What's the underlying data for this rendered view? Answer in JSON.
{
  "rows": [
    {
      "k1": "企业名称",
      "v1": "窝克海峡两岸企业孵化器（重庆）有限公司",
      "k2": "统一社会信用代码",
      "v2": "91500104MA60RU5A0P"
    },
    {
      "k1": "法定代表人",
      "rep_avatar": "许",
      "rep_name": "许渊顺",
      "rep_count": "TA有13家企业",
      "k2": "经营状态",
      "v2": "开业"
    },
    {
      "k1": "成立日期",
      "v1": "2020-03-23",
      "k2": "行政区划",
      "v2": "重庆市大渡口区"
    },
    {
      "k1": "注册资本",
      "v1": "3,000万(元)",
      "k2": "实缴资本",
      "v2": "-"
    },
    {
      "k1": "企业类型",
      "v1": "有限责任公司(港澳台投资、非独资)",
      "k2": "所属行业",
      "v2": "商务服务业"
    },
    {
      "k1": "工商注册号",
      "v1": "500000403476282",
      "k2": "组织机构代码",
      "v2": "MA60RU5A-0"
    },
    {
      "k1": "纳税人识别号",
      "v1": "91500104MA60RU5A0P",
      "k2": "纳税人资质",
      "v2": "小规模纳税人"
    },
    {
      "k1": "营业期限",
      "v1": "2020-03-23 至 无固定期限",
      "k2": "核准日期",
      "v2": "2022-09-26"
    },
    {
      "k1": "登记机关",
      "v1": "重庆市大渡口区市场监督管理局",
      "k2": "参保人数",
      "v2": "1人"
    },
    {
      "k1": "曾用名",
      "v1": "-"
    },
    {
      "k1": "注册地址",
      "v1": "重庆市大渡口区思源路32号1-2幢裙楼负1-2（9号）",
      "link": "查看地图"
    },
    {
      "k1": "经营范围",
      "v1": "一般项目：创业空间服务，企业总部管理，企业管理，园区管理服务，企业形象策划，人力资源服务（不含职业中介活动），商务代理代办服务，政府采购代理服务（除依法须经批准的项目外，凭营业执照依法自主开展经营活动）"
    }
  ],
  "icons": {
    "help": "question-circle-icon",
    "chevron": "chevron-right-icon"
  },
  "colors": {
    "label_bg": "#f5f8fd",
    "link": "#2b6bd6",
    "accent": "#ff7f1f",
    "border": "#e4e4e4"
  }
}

SET TASK ▸ In this exercise, repeat all entries exactly.

THE COMPLETED TASK ▸
What's the underlying data for this rendered view? Answer in JSON.
{
  "rows": [
    {
      "k1": "企业名称",
      "v1": "窝克海峡两岸企业孵化器（重庆）有限公司",
      "k2": "统一社会信用代码",
      "v2": "91500104MA60RU5A0P"
    },
    {
      "k1": "法定代表人",
      "rep_avatar": "许",
      "rep_name": "许渊顺",
      "rep_count": "TA有13家企业",
      "k2": "经营状态",
      "v2": "开业"
    },
    {
      "k1": "成立日期",
      "v1": "2020-03-23",
      "k2": "行政区划",
      "v2": "重庆市大渡口区"
    },
    {
      "k1": "注册资本",
      "v1": "3,000万(元)",
      "k2": "实缴资本",
      "v2": "-"
    },
    {
      "k1": "企业类型",
      "v1": "有限责任公司(港澳台投资、非独资)",
      "k2": "所属行业",
      "v2": "商务服务业"
    },
    {
      "k1": "工商注册号",
      "v1": "500000403476282",
      "k2": "组织机构代码",
      "v2": "MA60RU5A-0"
    },
    {
      "k1": "纳税人识别号",
      "v1": "91500104MA60RU5A0P",
      "k2": "纳税人资质",
      "v2": "小规模纳税人"
    },
    {
      "k1": "营业期限",
      "v1": "2020-03-23 至 无固定期限",
      "k2": "核准日期",
      "v2": "2022-09-26"
    },
    {
      "k1": "登记机关",
      "v1": "重庆市大渡口区市场监督管理局",
      "k2": "参保人数",
      "v2": "1人"
    },
    {
      "k1": "曾用名",
      "v1": "-"
    },
    {
      "k1": "注册地址",
      "v1": "重庆市大渡口区思源路32号1-2幢裙楼负1-2（9号）",
      "link": "查看地图"
    },
    {
      "k1": "经营范围",
      "v1": "一般项目：创业空间服务，企业总部管理，企业管理，园区管理服务，企业形象策划，人力资源服务（不含职业中介活动），商务代理代办服务，政府采购代理服务（除依法须经批准的项目外，凭营业执照依法自主开展经营活动）"
    }
  ],
  "icons": {
    "help": "question-circle-icon",
    "chevron": "chevron-right-icon"
  },
  "colors": {
    "label_bg": "#f5f8fd",
    "link": "#2b6bd6",
    "accent": "#ff7f1f",
    "border": "#e4e4e4"
  }
}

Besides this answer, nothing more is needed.